→ **Task details**:
Keep only those lines of the records that include the string "Internal".

....................

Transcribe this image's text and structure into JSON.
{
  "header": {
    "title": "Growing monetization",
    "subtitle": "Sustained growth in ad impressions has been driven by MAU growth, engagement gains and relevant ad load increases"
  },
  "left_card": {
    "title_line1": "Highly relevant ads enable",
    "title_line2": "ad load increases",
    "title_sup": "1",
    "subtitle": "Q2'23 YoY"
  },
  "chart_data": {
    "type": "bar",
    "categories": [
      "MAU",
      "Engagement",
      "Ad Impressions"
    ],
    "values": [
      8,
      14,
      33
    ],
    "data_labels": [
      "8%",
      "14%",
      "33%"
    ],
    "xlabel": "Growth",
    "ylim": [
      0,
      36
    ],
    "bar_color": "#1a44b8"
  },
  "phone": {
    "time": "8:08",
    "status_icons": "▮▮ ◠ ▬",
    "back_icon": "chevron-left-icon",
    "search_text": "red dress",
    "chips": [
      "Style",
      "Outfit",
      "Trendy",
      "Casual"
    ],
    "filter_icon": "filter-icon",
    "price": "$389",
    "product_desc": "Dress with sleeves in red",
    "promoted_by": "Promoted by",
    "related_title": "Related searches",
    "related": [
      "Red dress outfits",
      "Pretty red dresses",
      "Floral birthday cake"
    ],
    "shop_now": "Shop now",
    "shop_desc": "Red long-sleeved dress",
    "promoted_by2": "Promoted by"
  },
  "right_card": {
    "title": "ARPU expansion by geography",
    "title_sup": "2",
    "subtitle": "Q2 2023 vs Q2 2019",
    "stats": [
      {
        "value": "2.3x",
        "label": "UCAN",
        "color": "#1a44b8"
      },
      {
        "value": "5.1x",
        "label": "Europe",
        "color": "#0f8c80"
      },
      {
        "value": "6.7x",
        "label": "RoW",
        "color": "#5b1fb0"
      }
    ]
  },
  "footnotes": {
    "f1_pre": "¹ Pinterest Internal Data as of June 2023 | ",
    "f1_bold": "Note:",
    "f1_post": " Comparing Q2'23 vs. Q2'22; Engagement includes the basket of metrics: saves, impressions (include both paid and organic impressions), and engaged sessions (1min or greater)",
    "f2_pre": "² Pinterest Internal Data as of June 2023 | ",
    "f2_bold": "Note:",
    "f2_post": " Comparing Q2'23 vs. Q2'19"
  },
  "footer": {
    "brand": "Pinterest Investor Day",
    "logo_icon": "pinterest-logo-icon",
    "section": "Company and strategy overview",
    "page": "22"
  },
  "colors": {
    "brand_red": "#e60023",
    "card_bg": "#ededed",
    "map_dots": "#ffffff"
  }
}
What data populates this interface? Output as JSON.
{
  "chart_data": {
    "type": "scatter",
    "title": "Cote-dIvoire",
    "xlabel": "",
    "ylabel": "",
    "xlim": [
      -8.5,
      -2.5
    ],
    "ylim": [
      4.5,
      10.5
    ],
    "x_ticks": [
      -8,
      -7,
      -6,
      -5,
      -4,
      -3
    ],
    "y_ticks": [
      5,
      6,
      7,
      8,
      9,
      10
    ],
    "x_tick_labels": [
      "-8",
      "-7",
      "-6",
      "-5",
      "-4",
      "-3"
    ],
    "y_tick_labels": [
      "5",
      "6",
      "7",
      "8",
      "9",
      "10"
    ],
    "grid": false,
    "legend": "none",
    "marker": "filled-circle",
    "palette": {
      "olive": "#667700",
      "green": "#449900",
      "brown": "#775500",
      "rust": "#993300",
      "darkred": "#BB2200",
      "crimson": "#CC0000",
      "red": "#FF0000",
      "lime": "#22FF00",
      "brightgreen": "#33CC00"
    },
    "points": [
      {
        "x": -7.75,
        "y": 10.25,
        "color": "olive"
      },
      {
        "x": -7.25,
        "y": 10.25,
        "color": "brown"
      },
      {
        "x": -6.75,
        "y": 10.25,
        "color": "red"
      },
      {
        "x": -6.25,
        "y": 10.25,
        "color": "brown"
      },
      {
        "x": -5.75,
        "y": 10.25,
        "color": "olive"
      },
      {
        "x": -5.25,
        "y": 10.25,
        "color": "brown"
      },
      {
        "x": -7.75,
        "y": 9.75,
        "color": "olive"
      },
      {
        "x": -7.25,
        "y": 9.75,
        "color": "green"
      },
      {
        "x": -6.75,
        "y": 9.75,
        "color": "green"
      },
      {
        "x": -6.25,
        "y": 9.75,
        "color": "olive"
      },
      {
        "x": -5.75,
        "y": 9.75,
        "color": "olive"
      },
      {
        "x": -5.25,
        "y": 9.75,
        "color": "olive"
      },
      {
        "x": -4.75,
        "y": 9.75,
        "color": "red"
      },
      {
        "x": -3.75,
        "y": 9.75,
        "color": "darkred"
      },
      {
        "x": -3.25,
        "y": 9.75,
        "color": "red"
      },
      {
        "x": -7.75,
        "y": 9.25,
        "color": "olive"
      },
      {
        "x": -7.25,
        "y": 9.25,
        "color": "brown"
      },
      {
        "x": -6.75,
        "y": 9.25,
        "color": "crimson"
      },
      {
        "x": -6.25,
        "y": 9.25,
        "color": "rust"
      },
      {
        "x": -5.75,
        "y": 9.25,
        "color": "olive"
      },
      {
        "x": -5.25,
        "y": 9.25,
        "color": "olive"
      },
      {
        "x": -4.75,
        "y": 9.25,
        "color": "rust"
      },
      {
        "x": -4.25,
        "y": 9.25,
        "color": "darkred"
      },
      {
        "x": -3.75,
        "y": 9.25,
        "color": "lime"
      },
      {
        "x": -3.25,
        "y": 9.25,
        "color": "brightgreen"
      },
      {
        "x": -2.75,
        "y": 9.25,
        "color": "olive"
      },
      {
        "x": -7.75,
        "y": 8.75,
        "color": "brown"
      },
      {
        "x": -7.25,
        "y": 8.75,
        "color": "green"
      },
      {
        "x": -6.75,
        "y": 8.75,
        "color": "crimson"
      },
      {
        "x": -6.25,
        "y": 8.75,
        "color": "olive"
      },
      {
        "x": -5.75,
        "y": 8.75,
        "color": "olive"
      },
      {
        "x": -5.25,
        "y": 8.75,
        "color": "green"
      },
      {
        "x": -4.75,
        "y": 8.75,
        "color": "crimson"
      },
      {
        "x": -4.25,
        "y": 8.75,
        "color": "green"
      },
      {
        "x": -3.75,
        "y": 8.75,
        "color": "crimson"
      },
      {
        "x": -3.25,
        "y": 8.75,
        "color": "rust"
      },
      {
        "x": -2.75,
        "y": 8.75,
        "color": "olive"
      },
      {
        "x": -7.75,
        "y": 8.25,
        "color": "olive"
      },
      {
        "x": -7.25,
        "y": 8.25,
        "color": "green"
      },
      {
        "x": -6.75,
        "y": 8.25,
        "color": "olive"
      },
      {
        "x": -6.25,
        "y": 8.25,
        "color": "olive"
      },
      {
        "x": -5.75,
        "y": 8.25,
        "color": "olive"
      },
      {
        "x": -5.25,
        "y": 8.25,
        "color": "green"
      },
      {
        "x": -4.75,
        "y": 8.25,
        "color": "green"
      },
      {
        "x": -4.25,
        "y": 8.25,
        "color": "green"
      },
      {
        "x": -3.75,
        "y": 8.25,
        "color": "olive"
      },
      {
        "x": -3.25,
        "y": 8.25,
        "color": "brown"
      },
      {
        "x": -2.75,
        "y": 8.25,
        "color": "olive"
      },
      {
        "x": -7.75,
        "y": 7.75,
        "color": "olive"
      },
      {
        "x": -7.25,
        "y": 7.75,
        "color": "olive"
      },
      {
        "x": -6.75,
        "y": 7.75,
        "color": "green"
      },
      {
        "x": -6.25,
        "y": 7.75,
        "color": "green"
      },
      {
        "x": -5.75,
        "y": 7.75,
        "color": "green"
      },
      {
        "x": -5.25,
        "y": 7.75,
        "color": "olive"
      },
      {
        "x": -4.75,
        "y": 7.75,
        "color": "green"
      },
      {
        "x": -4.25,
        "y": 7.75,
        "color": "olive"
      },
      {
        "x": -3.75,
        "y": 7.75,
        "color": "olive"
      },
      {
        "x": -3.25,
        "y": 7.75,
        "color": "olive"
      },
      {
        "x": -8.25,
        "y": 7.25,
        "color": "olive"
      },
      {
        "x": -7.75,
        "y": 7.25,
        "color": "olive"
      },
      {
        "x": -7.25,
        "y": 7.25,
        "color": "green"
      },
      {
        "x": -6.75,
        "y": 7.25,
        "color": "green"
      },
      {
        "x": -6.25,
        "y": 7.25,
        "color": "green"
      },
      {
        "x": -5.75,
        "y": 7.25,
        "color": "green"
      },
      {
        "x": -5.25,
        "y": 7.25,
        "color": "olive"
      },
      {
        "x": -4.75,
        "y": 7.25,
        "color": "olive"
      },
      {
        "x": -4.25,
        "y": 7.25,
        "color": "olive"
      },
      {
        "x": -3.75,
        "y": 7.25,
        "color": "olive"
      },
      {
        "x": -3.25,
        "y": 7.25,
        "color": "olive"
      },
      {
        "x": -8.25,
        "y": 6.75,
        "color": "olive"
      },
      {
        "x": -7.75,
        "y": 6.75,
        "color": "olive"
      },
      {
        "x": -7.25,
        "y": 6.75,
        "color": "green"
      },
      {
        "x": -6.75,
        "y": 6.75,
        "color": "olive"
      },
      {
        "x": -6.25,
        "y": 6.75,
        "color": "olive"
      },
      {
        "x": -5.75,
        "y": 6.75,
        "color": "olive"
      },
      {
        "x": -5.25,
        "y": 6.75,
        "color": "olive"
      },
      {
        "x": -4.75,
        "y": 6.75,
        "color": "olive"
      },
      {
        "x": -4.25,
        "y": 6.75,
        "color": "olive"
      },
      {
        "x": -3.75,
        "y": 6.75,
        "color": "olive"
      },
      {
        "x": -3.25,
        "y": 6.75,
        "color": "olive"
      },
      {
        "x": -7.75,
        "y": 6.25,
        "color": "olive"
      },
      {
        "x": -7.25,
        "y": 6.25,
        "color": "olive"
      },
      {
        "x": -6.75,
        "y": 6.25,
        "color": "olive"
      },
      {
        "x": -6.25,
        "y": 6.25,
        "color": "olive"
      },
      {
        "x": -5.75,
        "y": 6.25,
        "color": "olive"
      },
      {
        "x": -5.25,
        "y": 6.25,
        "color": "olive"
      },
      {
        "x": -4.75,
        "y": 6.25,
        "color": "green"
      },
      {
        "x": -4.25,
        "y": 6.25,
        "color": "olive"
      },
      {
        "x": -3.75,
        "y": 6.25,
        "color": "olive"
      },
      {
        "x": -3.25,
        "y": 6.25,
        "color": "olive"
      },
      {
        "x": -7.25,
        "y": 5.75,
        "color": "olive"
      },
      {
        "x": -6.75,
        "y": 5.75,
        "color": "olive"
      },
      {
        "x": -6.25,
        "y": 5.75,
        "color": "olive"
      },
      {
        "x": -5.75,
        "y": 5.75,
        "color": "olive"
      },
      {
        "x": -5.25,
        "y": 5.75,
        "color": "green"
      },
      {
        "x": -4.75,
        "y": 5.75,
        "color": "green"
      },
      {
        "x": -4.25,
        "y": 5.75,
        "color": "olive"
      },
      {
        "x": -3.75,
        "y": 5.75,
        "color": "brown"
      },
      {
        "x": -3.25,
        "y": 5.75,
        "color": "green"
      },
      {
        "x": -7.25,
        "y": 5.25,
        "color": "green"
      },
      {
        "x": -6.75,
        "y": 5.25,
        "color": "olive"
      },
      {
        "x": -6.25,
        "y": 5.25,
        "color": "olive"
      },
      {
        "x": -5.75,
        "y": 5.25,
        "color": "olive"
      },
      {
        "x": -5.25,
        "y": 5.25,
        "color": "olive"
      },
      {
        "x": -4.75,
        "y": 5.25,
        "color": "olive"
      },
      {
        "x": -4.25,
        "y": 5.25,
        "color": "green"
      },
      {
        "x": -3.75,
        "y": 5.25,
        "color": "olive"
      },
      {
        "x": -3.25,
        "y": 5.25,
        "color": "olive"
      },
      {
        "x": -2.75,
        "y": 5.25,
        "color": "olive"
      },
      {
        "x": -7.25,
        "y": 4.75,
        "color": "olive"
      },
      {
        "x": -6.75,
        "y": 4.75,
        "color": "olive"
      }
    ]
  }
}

....................

→ **The completed task**:
    "f1_pre": "¹ Pinterest Internal Data as of June 2023 | ",
    "f2_pre": "² Pinterest Internal Data as of June 2023 | ",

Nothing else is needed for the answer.